Compute how many lines in the entries below contain "Общеотраслевые", and output nothing but the number.

Dataset records
□ □ □ □

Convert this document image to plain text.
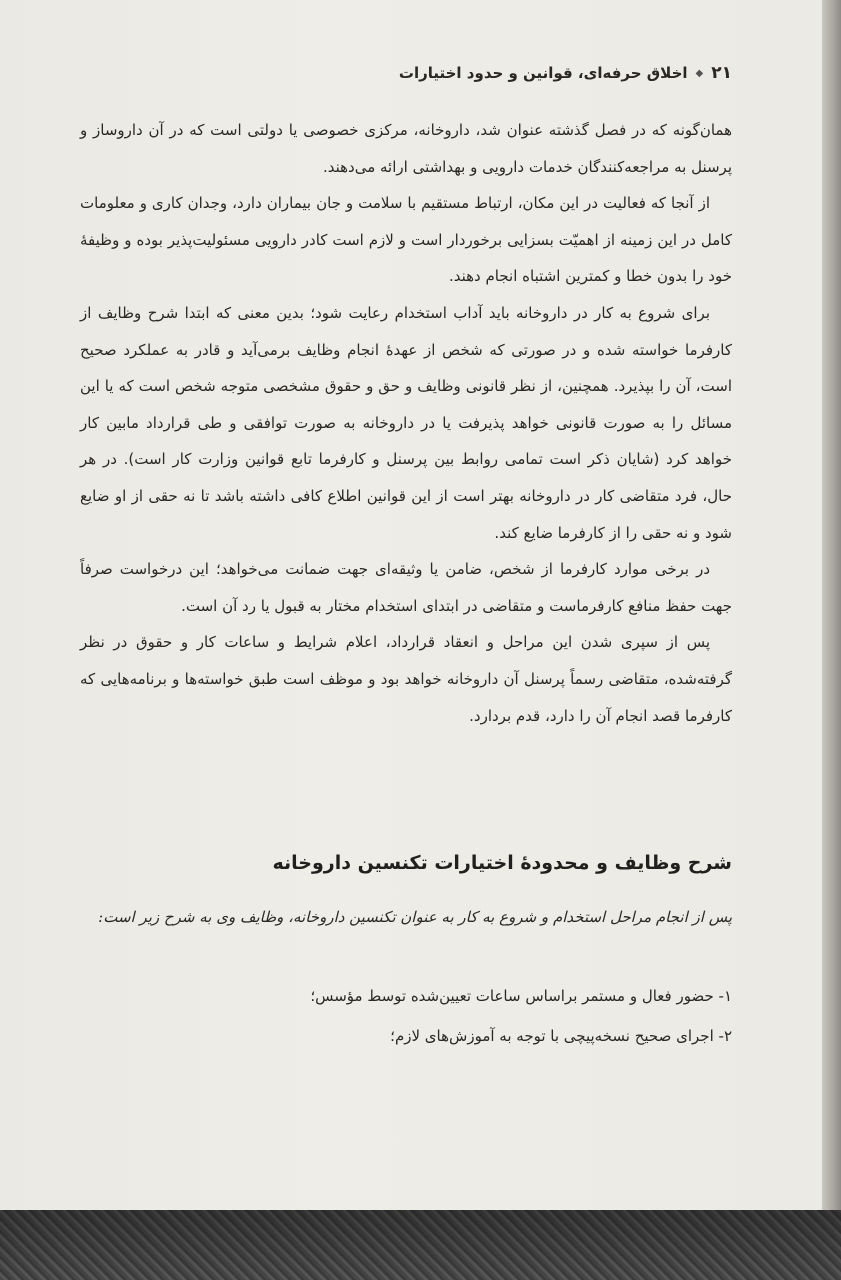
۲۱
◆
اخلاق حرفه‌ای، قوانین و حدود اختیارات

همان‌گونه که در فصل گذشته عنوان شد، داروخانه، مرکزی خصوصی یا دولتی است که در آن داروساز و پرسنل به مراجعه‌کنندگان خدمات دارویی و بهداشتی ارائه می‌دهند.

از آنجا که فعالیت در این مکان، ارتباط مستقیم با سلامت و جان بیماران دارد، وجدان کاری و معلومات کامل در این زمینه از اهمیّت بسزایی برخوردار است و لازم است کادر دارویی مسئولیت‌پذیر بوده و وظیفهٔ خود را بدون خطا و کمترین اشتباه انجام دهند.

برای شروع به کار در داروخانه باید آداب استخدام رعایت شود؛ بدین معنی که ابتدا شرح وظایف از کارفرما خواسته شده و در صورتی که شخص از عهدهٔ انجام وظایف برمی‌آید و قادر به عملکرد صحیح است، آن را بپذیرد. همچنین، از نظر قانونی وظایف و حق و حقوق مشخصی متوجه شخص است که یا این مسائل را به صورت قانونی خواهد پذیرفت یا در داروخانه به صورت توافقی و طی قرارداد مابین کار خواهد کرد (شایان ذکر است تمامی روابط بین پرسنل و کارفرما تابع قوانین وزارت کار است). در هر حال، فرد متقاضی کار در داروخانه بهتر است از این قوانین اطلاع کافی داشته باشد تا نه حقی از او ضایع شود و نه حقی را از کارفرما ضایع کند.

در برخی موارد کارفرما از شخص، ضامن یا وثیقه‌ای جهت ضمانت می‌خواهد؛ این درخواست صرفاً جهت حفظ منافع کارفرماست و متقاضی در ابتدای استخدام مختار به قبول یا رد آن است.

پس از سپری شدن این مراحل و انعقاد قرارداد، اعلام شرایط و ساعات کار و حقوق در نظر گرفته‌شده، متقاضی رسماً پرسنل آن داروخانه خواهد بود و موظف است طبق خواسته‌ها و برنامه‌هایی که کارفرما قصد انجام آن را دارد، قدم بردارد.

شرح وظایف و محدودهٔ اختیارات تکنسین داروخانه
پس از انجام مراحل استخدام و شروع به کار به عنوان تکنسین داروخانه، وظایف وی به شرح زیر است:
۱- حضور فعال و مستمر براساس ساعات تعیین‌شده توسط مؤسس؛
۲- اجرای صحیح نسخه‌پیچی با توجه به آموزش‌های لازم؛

□ □ □ □

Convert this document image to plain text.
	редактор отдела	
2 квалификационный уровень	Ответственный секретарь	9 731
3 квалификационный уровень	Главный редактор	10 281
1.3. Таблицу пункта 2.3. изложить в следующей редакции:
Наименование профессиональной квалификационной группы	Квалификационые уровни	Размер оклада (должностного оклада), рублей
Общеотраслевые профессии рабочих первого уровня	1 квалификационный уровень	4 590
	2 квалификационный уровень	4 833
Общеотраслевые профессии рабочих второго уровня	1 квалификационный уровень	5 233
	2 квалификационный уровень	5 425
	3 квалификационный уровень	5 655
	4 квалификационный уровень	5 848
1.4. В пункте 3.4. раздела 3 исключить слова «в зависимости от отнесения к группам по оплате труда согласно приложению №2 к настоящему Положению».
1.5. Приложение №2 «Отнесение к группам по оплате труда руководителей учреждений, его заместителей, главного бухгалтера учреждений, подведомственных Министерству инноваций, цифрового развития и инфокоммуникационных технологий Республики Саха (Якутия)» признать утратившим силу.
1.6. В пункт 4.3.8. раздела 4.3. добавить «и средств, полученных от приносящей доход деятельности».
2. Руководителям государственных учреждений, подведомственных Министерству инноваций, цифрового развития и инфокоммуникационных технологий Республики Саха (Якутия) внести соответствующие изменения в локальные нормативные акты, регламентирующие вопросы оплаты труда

□ □ □ □

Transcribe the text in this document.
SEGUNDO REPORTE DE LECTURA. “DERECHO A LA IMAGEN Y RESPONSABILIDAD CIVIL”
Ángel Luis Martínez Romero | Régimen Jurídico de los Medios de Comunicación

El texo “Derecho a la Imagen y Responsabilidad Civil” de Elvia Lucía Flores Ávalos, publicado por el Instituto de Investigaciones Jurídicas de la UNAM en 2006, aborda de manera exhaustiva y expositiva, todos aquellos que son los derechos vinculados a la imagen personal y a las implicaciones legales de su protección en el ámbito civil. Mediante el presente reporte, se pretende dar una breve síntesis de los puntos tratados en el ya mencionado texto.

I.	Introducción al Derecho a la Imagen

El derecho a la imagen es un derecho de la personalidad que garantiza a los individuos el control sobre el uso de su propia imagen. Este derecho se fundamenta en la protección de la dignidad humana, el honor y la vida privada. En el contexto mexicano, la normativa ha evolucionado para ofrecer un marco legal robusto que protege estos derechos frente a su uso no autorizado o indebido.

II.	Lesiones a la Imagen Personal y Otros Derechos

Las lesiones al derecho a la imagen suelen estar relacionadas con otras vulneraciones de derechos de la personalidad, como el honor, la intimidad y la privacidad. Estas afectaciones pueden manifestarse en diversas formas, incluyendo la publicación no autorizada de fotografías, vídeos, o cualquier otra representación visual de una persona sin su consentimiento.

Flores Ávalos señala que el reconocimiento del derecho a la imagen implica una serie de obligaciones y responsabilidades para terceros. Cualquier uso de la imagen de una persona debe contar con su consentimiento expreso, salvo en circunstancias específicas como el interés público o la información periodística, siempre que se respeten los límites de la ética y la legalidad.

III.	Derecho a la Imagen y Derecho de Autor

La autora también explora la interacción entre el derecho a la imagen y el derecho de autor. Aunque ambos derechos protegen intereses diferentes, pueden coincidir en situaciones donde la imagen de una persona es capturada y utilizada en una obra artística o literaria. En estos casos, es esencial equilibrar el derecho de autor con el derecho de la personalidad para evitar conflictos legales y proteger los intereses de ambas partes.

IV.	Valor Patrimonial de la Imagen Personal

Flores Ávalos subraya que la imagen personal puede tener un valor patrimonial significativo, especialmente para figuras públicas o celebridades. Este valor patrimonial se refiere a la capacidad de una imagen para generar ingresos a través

□ □ □ □

» Solution:
2